PROBLEM REQUIREMENTS
In the lines below, find how many contain the word "output" and report that figure alone.

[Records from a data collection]
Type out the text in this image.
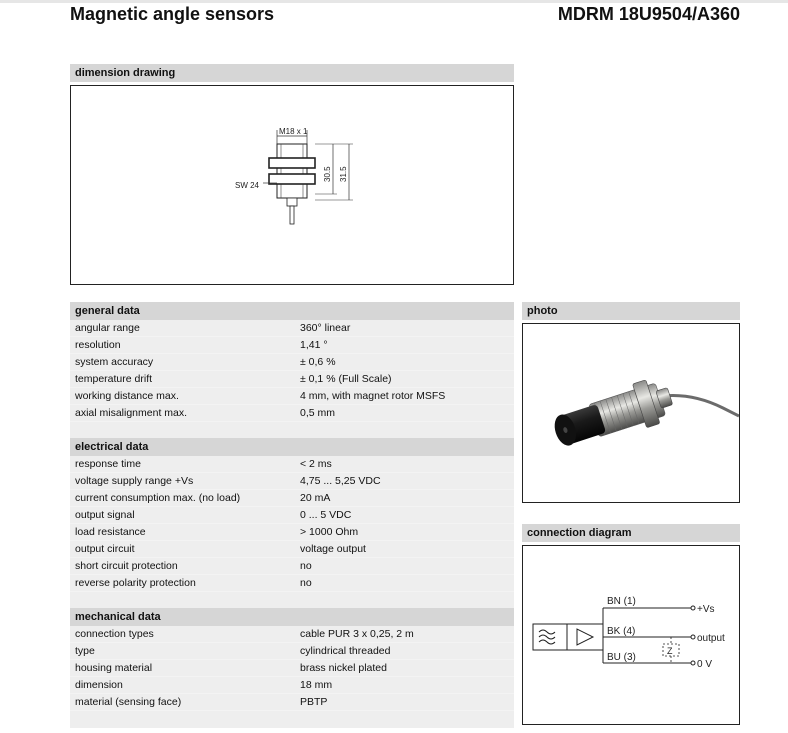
Magnetic angle sensors	MDRM 18U9504/A360
dimension drawing
M18 x 1
SW 24
30.5 31.5
general data
angular range	360° linear
resolution	1,41 °
system accuracy	± 0,6 %
temperature drift	± 0,1 % (Full Scale)
working distance max.	4 mm, with magnet rotor MSFS
axial misalignment max.	0,5 mm
electrical data
response time	< 2 ms
voltage supply range +Vs	4,75 ... 5,25 VDC
current consumption max. (no load)	20 mA
output signal	0 ... 5 VDC
load resistance	> 1000 Ohm
output circuit	voltage output
short circuit protection	no
reverse polarity protection	no
mechanical data
connection types	cable PUR 3 x 0,25, 2 m
type	cylindrical threaded
housing material	brass nickel plated
dimension	18 mm
material (sensing face)	PBTP
photo
connection diagram
BN (1)
+Vs
BK (4)
output
BU (3)
0 V
Z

FINISHED EXERCISE
3